* BEGIN Entries *

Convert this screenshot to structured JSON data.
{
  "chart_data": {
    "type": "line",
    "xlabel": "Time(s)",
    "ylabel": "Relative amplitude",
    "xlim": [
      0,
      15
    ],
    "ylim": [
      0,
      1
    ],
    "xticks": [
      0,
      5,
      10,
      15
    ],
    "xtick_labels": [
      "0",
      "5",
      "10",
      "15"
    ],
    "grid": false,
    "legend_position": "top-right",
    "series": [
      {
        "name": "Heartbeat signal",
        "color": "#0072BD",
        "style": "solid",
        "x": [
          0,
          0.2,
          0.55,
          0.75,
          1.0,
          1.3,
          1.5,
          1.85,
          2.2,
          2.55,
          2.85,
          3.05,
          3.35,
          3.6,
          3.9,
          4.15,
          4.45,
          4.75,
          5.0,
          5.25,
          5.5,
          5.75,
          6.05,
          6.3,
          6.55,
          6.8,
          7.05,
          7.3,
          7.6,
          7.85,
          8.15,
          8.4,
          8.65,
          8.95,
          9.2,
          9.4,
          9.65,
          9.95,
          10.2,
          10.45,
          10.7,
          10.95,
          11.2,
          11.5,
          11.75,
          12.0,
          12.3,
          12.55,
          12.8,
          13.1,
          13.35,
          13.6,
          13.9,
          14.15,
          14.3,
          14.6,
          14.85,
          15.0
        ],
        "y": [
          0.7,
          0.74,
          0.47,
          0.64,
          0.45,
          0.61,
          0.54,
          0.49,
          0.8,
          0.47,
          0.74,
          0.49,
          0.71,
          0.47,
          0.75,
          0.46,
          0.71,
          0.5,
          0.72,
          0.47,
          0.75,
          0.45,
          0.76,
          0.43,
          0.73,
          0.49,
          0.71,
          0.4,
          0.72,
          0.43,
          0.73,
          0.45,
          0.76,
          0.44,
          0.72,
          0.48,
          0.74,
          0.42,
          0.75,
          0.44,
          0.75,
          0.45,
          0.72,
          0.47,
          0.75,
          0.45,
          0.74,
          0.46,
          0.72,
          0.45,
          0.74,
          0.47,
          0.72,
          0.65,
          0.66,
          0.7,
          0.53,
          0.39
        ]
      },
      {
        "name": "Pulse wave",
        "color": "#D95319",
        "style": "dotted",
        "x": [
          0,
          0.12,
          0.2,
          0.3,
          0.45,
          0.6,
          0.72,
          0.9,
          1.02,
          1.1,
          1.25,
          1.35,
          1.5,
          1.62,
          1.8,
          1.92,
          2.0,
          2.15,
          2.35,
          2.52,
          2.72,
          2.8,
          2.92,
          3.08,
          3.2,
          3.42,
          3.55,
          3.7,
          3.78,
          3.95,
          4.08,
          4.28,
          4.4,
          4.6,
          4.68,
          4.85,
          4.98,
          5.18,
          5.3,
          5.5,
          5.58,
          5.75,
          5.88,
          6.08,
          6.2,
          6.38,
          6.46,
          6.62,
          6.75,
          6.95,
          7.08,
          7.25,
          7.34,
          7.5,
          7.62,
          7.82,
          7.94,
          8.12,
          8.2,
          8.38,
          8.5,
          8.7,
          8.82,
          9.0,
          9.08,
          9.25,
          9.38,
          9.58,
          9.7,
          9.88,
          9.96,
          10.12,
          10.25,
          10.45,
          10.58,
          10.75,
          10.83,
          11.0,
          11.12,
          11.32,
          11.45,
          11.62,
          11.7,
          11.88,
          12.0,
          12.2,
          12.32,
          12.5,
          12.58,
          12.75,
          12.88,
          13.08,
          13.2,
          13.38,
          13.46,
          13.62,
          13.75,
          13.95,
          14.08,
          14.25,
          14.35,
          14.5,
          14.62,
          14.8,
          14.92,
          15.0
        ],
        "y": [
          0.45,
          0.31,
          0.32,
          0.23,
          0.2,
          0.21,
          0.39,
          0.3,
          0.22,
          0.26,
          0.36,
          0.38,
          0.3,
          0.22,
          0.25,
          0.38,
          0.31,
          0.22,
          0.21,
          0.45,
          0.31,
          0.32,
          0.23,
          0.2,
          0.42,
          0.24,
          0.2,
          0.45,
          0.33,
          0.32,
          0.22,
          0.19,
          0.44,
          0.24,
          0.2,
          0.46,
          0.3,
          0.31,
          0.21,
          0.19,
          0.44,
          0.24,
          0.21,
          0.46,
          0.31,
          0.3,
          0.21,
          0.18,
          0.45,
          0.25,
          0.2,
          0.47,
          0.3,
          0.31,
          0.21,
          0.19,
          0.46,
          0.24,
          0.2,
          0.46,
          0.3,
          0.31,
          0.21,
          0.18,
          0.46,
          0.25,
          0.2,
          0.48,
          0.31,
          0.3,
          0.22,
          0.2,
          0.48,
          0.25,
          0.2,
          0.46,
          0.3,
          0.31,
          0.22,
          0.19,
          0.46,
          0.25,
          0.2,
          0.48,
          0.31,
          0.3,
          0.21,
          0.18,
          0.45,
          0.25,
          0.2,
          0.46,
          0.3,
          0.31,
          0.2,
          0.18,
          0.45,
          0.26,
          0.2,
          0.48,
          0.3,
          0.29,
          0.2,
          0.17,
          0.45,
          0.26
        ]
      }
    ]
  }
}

* END Entries *

Exercise description: Reproduce the material in full, with no word added or dropped.

Final result:
Convert this screenshot to structured JSON data.
{
  "chart_data": {
    "type": "line",
    "xlabel": "Time(s)",
    "ylabel": "Relative amplitude",
    "xlim": [
      0,
      15
    ],
    "ylim": [
      0,
      1
    ],
    "xticks": [
      0,
      5,
      10,
      15
    ],
    "xtick_labels": [
      "0",
      "5",
      "10",
      "15"
    ],
    "grid": false,
    "legend_position": "top-right",
    "series": [
      {
        "name": "Heartbeat signal",
        "color": "#0072BD",
        "style": "solid",
        "x": [
          0,
          0.2,
          0.55,
          0.75,
          1.0,
          1.3,
          1.5,
          1.85,
          2.2,
          2.55,
          2.85,
          3.05,
          3.35,
          3.6,
          3.9,
          4.15,
          4.45,
          4.75,
          5.0,
          5.25,
          5.5,
          5.75,
          6.05,
          6.3,
          6.55,
          6.8,
          7.05,
          7.3,
          7.6,
          7.85,
          8.15,
          8.4,
          8.65,
          8.95,
          9.2,
          9.4,
          9.65,
          9.95,
          10.2,
          10.45,
          10.7,
          10.95,
          11.2,
          11.5,
          11.75,
          12.0,
          12.3,
          12.55,
          12.8,
          13.1,
          13.35,
          13.6,
          13.9,
          14.15,
          14.3,
          14.6,
          14.85,
          15.0
        ],
        "y": [
          0.7,
          0.74,
          0.47,
          0.64,
          0.45,
          0.61,
          0.54,
          0.49,
          0.8,
          0.47,
          0.74,
          0.49,
          0.71,
          0.47,
          0.75,
          0.46,
          0.71,
          0.5,
          0.72,
          0.47,
          0.75,
          0.45,
          0.76,
          0.43,
          0.73,
          0.49,
          0.71,
          0.4,
          0.72,
          0.43,
          0.73,
          0.45,
          0.76,
          0.44,
          0.72,
          0.48,
          0.74,
          0.42,
          0.75,
          0.44,
          0.75,
          0.45,
          0.72,
          0.47,
          0.75,
          0.45,
          0.74,
          0.46,
          0.72,
          0.45,
          0.74,
          0.47,
          0.72,
          0.65,
          0.66,
          0.7,
          0.53,
          0.39
        ]
      },
      {
        "name": "Pulse wave",
        "color": "#D95319",
        "style": "dotted",
        "x": [
          0,
          0.12,
          0.2,
          0.3,
          0.45,
          0.6,
          0.72,
          0.9,
          1.02,
          1.1,
          1.25,
          1.35,
          1.5,
          1.62,
          1.8,
          1.92,
          2.0,
          2.15,
          2.35,
          2.52,
          2.72,
          2.8,
          2.92,
          3.08,
          3.2,
          3.42,
          3.55,
          3.7,
          3.78,
          3.95,
          4.08,
          4.28,
          4.4,
          4.6,
          4.68,
          4.85,
          4.98,
          5.18,
          5.3,
          5.5,
          5.58,
          5.75,
          5.88,
          6.08,
          6.2,
          6.38,
          6.46,
          6.62,
          6.75,
          6.95,
          7.08,
          7.25,
          7.34,
          7.5,
          7.62,
          7.82,
          7.94,
          8.12,
          8.2,
          8.38,
          8.5,
          8.7,
          8.82,
          9.0,
          9.08,
          9.25,
          9.38,
          9.58,
          9.7,
          9.88,
          9.96,
          10.12,
          10.25,
          10.45,
          10.58,
          10.75,
          10.83,
          11.0,
          11.12,
          11.32,
          11.45,
          11.62,
          11.7,
          11.88,
          12.0,
          12.2,
          12.32,
          12.5,
          12.58,
          12.75,
          12.88,
          13.08,
          13.2,
          13.38,
          13.46,
          13.62,
          13.75,
          13.95,
          14.08,
          14.25,
          14.35,
          14.5,
          14.62,
          14.8,
          14.92,
          15.0
        ],
        "y": [
          0.45,
          0.31,
          0.32,
          0.23,
          0.2,
          0.21,
          0.39,
          0.3,
          0.22,
          0.26,
          0.36,
          0.38,
          0.3,
          0.22,
          0.25,
          0.38,
          0.31,
          0.22,
          0.21,
          0.45,
          0.31,
          0.32,
          0.23,
          0.2,
          0.42,
          0.24,
          0.2,
          0.45,
          0.33,
          0.32,
          0.22,
          0.19,
          0.44,
          0.24,
          0.2,
          0.46,
          0.3,
          0.31,
          0.21,
          0.19,
          0.44,
          0.24,
          0.21,
          0.46,
          0.31,
          0.3,
          0.21,
          0.18,
          0.45,
          0.25,
          0.2,
          0.47,
          0.3,
          0.31,
          0.21,
          0.19,
          0.46,
          0.24,
          0.2,
          0.46,
          0.3,
          0.31,
          0.21,
          0.18,
          0.46,
          0.25,
          0.2,
          0.48,
          0.31,
          0.3,
          0.22,
          0.2,
          0.48,
          0.25,
          0.2,
          0.46,
          0.3,
          0.31,
          0.22,
          0.19,
          0.46,
          0.25,
          0.2,
          0.48,
          0.31,
          0.3,
          0.21,
          0.18,
          0.45,
          0.25,
          0.2,
          0.46,
          0.3,
          0.31,
          0.2,
          0.18,
          0.45,
          0.26,
          0.2,
          0.48,
          0.3,
          0.29,
          0.2,
          0.17,
          0.45,
          0.26
        ]
      }
    ]
  }
}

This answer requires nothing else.